§ SHORT EXERCISE
Extract the full listing below without altering a single character.

[Start RECORDED DATA]

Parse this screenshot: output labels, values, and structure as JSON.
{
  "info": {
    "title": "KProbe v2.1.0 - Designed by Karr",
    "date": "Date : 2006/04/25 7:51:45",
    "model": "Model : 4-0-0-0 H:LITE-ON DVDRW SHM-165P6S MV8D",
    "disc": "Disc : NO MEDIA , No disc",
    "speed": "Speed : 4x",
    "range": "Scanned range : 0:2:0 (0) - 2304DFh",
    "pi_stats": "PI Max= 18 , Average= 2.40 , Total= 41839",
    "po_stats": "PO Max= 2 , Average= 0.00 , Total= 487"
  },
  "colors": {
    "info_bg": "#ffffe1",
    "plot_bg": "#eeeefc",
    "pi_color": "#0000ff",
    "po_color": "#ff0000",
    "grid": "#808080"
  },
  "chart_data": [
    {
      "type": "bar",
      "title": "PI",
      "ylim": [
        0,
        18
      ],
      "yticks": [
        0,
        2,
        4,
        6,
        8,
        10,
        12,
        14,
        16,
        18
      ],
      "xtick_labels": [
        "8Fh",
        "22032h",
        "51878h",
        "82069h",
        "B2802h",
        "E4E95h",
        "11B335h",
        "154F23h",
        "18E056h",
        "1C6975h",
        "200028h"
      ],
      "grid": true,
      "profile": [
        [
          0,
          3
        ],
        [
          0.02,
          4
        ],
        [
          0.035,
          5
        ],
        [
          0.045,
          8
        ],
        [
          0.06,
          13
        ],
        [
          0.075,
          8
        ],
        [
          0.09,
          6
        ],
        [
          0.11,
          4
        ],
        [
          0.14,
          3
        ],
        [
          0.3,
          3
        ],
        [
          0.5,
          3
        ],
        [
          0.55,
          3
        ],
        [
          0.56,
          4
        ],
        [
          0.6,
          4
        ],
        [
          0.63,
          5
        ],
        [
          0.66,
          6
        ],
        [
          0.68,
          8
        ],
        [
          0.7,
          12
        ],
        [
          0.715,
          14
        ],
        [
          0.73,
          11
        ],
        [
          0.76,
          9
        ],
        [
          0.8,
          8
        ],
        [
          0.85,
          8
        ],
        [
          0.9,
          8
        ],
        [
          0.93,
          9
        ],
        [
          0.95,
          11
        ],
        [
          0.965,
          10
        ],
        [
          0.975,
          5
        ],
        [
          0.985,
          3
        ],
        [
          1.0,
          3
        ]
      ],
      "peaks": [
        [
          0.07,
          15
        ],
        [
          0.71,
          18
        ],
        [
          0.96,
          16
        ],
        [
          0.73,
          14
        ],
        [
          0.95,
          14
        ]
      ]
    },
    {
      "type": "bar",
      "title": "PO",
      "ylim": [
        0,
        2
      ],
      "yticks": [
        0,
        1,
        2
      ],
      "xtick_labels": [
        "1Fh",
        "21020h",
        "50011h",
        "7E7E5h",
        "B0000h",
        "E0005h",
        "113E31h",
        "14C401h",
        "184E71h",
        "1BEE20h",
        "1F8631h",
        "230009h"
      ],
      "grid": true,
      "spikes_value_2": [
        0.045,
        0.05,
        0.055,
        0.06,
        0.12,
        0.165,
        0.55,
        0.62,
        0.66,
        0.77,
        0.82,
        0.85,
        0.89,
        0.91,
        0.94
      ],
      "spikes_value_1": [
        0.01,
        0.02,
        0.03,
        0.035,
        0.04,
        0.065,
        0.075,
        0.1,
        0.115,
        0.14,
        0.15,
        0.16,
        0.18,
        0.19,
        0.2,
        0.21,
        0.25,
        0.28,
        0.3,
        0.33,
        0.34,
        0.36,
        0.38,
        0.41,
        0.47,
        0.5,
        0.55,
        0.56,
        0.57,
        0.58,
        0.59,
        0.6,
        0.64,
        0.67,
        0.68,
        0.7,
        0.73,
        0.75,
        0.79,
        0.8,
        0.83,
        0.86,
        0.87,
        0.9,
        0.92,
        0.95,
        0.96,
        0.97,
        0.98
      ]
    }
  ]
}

[End RECORDED DATA]

§ EXERCISE RESULT
Parse this screenshot: output labels, values, and structure as JSON.
{
  "info": {
    "title": "KProbe v2.1.0 - Designed by Karr",
    "date": "Date : 2006/04/25 7:51:45",
    "model": "Model : 4-0-0-0 H:LITE-ON DVDRW SHM-165P6S MV8D",
    "disc": "Disc : NO MEDIA , No disc",
    "speed": "Speed : 4x",
    "range": "Scanned range : 0:2:0 (0) - 2304DFh",
    "pi_stats": "PI Max= 18 , Average= 2.40 , Total= 41839",
    "po_stats": "PO Max= 2 , Average= 0.00 , Total= 487"
  },
  "colors": {
    "info_bg": "#ffffe1",
    "plot_bg": "#eeeefc",
    "pi_color": "#0000ff",
    "po_color": "#ff0000",
    "grid": "#808080"
  },
  "chart_data": [
    {
      "type": "bar",
      "title": "PI",
      "ylim": [
        0,
        18
      ],
      "yticks": [
        0,
        2,
        4,
        6,
        8,
        10,
        12,
        14,
        16,
        18
      ],
      "xtick_labels": [
        "8Fh",
        "22032h",
        "51878h",
        "82069h",
        "B2802h",
        "E4E95h",
        "11B335h",
        "154F23h",
        "18E056h",
        "1C6975h",
        "200028h"
      ],
      "grid": true,
      "profile": [
        [
          0,
          3
        ],
        [
          0.02,
          4
        ],
        [
          0.035,
          5
        ],
        [
          0.045,
          8
        ],
        [
          0.06,
          13
        ],
        [
          0.075,
          8
        ],
        [
          0.09,
          6
        ],
        [
          0.11,
          4
        ],
        [
          0.14,
          3
        ],
        [
          0.3,
          3
        ],
        [
          0.5,
          3
        ],
        [
          0.55,
          3
        ],
        [
          0.56,
          4
        ],
        [
          0.6,
          4
        ],
        [
          0.63,
          5
        ],
        [
          0.66,
          6
        ],
        [
          0.68,
          8
        ],
        [
          0.7,
          12
        ],
        [
          0.715,
          14
        ],
        [
          0.73,
          11
        ],
        [
          0.76,
          9
        ],
        [
          0.8,
          8
        ],
        [
          0.85,
          8
        ],
        [
          0.9,
          8
        ],
        [
          0.93,
          9
        ],
        [
          0.95,
          11
        ],
        [
          0.965,
          10
        ],
        [
          0.975,
          5
        ],
        [
          0.985,
          3
        ],
        [
          1.0,
          3
        ]
      ],
      "peaks": [
        [
          0.07,
          15
        ],
        [
          0.71,
          18
        ],
        [
          0.96,
          16
        ],
        [
          0.73,
          14
        ],
        [
          0.95,
          14
        ]
      ]
    },
    {
      "type": "bar",
      "title": "PO",
      "ylim": [
        0,
        2
      ],
      "yticks": [
        0,
        1,
        2
      ],
      "xtick_labels": [
        "1Fh",
        "21020h",
        "50011h",
        "7E7E5h",
        "B0000h",
        "E0005h",
        "113E31h",
        "14C401h",
        "184E71h",
        "1BEE20h",
        "1F8631h",
        "230009h"
      ],
      "grid": true,
      "spikes_value_2": [
        0.045,
        0.05,
        0.055,
        0.06,
        0.12,
        0.165,
        0.55,
        0.62,
        0.66,
        0.77,
        0.82,
        0.85,
        0.89,
        0.91,
        0.94
      ],
      "spikes_value_1": [
        0.01,
        0.02,
        0.03,
        0.035,
        0.04,
        0.065,
        0.075,
        0.1,
        0.115,
        0.14,
        0.15,
        0.16,
        0.18,
        0.19,
        0.2,
        0.21,
        0.25,
        0.28,
        0.3,
        0.33,
        0.34,
        0.36,
        0.38,
        0.41,
        0.47,
        0.5,
        0.55,
        0.56,
        0.57,
        0.58,
        0.59,
        0.6,
        0.64,
        0.67,
        0.68,
        0.7,
        0.73,
        0.75,
        0.79,
        0.8,
        0.83,
        0.86,
        0.87,
        0.9,
        0.92,
        0.95,
        0.96,
        0.97,
        0.98
      ]
    }
  ]
}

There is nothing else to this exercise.